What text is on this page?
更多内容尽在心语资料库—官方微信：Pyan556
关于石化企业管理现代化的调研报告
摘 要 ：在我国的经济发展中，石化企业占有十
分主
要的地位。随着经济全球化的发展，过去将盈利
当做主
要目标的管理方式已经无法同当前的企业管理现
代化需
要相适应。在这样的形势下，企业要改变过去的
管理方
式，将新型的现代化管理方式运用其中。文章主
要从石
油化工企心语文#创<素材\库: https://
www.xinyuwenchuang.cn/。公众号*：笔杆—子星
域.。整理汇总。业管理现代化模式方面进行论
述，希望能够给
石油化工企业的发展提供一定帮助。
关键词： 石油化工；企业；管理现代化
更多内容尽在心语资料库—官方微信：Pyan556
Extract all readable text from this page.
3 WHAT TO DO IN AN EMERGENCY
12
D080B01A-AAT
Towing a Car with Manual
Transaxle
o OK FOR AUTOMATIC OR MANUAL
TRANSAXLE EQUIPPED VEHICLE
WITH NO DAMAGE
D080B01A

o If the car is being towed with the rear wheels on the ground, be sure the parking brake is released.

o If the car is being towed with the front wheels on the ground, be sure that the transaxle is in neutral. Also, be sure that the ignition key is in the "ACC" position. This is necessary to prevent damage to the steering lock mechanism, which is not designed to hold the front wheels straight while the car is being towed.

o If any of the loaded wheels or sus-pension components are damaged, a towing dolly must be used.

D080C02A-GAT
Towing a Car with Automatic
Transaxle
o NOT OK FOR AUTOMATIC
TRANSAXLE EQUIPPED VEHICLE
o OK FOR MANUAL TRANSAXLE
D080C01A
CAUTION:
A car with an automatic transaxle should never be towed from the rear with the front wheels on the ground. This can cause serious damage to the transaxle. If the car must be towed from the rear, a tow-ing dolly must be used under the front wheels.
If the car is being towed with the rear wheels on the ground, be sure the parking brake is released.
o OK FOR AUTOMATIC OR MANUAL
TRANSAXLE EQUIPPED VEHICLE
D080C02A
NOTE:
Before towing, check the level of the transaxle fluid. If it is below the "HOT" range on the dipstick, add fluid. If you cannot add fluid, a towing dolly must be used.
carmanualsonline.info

» **THE PROBLEM**
Every line from the one containing "Extract all readable text from this page." through the last line of the entries must be written out verbatim, and no other line.

» **FULL RESPONSE**
Extract all readable text from this page.
3 WHAT TO DO IN AN EMERGENCY
12
D080B01A-AAT
Towing a Car with Manual
Transaxle
o OK FOR AUTOMATIC OR MANUAL
TRANSAXLE EQUIPPED VEHICLE
WITH NO DAMAGE
D080B01A

o If the car is being towed with the rear wheels on the ground, be sure the parking brake is released.

o If the car is being towed with the front wheels on the ground, be sure that the transaxle is in neutral. Also, be sure that the ignition key is in the "ACC" position. This is necessary to prevent damage to the steering lock mechanism, which is not designed to hold the front wheels straight while the car is being towed.

o If any of the loaded wheels or sus-pension components are damaged, a towing dolly must be used.

D080C02A-GAT
Towing a Car with Automatic
Transaxle
o NOT OK FOR AUTOMATIC
TRANSAXLE EQUIPPED VEHICLE
o OK FOR MANUAL TRANSAXLE
D080C01A
CAUTION:
A car with an automatic transaxle should never be towed from the rear with the front wheels on the ground. This can cause serious damage to the transaxle. If the car must be towed from the rear, a tow-ing dolly must be used under the front wheels.
If the car is being towed with the rear wheels on the ground, be sure the parking brake is released.
o OK FOR AUTOMATIC OR MANUAL
TRANSAXLE EQUIPPED VEHICLE
D080C02A
NOTE:
Before towing, check the level of the transaxle fluid. If it is below the "HOT" range on the dipstick, add fluid. If you cannot add fluid, a towing dolly must be used.
carmanualsonline.info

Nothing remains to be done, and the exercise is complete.